--- BEGIN ---
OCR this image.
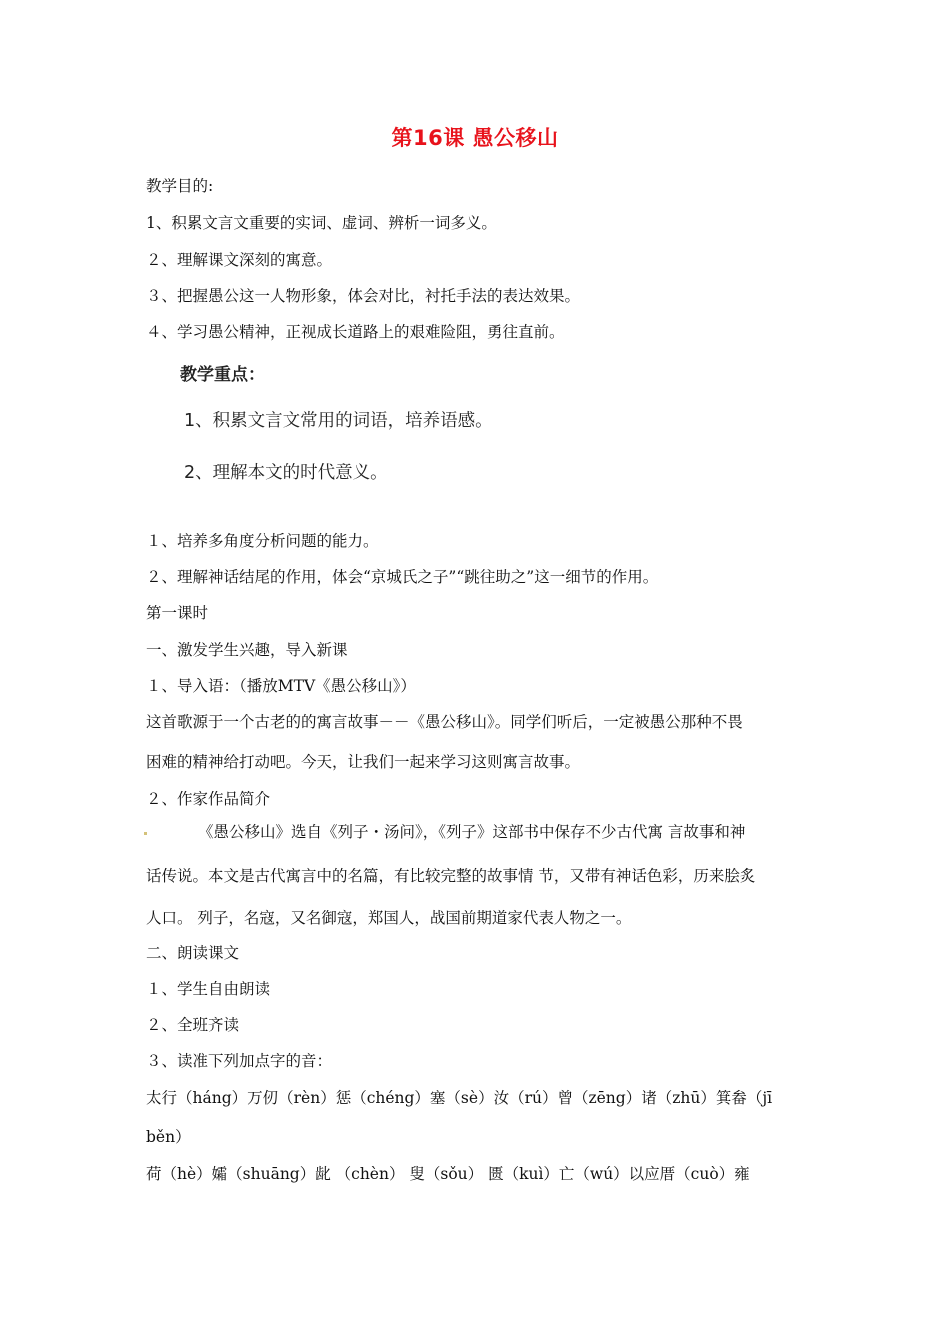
第16课 愚公移山
教学目的:
1、积累文言文重要的实词、虚词、辨析一词多义。
２、理解课文深刻的寓意。
３、把握愚公这一人物形象，体会对比，衬托手法的表达效果。
４、学习愚公精神，正视成长道路上的艰难险阻，勇往直前。
教学重点：
1、积累文言文常用的词语，培养语感。
2、理解本文的时代意义。
１、培养多角度分析问题的能力。
２、理解神话结尾的作用，体会“京城氏之子”“跳往助之”这一细节的作用。
第一课时
一、激发学生兴趣，导入新课
１、导入语：（播放MTV《愚公移山》）
这首歌源于一个古老的的寓言故事－－《愚公移山》。同学们听后，一定被愚公那种不畏
困难的精神给打动吧。今天，让我们一起来学习这则寓言故事。
２、作家作品简介
《愚公移山》选自《列子・汤问》，《列子》这部书中保存不少古代寓 言故事和神
话传说。本文是古代寓言中的名篇，有比较完整的故事情 节，又带有神话色彩，历来脍炙
人口。 列子，名寇，又名御寇，郑国人，战国前期道家代表人物之一。
二、朗读课文
１、学生自由朗读
２、全班齐读
３、读准下列加点字的音：
太行（háng）万仞（rèn）惩（chéng）塞（sè）汝（rú）曾（zēng）诸（zhū）箕畚（jī
běn）
荷（hè）孀（shuāng）龀 （chèn） 叟（sǒu） 匮（kuì）亡（wú）以应厝（cuò）雍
--- END ---
■ **The task**:
Above are records with pictures; repeat the records exactly and leave the pictures out.

■ **Correct output**:
OCR this image.
第16课 愚公移山
教学目的:
1、积累文言文重要的实词、虚词、辨析一词多义。
２、理解课文深刻的寓意。
３、把握愚公这一人物形象，体会对比，衬托手法的表达效果。
４、学习愚公精神，正视成长道路上的艰难险阻，勇往直前。
教学重点：
1、积累文言文常用的词语，培养语感。
2、理解本文的时代意义。
１、培养多角度分析问题的能力。
２、理解神话结尾的作用，体会“京城氏之子”“跳往助之”这一细节的作用。
第一课时
一、激发学生兴趣，导入新课
１、导入语：（播放MTV《愚公移山》）
这首歌源于一个古老的的寓言故事－－《愚公移山》。同学们听后，一定被愚公那种不畏
困难的精神给打动吧。今天，让我们一起来学习这则寓言故事。
２、作家作品简介
《愚公移山》选自《列子・汤问》，《列子》这部书中保存不少古代寓 言故事和神
话传说。本文是古代寓言中的名篇，有比较完整的故事情 节，又带有神话色彩，历来脍炙
人口。 列子，名寇，又名御寇，郑国人，战国前期道家代表人物之一。
二、朗读课文
１、学生自由朗读
２、全班齐读
３、读准下列加点字的音：
太行（háng）万仞（rèn）惩（chéng）塞（sè）汝（rú）曾（zēng）诸（zhū）箕畚（jī
běn）
荷（hè）孀（shuāng）龀 （chèn） 叟（sǒu） 匮（kuì）亡（wú）以应厝（cuò）雍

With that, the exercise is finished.